Do this
Find each line with "perks" and copy it.

[Stored data]
* * * *

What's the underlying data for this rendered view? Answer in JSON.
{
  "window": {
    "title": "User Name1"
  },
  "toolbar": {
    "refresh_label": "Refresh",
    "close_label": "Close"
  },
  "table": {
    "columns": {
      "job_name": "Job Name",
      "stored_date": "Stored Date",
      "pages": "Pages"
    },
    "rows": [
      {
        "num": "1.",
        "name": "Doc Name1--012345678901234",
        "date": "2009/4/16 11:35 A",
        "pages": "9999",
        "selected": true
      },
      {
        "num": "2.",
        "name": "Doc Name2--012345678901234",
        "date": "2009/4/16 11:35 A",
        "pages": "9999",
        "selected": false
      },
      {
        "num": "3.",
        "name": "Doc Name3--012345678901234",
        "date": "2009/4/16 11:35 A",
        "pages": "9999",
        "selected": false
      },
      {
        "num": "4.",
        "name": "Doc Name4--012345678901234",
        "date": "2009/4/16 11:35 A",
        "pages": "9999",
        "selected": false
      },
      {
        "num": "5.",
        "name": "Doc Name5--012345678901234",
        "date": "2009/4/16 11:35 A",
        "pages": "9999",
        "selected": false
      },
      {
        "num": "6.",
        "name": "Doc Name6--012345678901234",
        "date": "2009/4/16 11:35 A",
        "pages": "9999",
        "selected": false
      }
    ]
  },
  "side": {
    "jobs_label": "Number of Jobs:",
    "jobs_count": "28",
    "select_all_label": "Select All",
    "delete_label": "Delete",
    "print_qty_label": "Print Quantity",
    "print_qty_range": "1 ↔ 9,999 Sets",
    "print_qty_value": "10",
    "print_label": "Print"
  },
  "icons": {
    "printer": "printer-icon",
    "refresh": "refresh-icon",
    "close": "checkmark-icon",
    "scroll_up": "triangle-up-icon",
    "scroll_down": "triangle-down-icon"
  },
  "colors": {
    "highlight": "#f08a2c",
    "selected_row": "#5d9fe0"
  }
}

* * * *

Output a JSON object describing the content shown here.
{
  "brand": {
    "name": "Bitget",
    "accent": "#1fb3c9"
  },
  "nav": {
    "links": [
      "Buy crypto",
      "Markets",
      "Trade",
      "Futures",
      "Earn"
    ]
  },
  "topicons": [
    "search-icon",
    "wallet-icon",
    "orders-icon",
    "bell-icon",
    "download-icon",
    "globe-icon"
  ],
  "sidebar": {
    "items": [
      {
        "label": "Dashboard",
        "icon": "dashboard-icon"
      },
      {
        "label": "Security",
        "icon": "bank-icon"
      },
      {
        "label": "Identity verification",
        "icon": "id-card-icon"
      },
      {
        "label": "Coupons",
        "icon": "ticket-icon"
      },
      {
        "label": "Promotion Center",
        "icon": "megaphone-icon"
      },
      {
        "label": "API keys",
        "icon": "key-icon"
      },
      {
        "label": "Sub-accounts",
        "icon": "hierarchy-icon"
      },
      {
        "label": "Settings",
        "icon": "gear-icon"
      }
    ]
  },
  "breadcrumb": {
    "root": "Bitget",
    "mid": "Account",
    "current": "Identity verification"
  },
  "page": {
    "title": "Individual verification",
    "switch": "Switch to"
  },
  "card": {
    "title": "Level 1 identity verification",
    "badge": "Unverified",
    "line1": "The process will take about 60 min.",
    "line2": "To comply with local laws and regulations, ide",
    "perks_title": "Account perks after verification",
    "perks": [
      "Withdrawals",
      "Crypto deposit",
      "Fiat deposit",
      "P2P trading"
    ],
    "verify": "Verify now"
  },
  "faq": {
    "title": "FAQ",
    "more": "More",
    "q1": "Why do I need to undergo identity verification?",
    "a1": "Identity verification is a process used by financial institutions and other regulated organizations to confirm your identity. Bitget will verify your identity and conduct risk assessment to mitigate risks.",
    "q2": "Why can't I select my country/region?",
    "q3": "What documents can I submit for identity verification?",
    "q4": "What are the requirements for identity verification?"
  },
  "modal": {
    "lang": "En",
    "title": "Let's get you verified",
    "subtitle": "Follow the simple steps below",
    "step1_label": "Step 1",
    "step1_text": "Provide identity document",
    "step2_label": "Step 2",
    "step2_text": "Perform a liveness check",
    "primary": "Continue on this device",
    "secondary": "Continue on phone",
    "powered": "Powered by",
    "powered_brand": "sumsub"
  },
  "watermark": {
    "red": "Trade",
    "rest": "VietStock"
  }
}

* * * *

Final answer
    "perks_title": "Account perks after verification",
    "perks": [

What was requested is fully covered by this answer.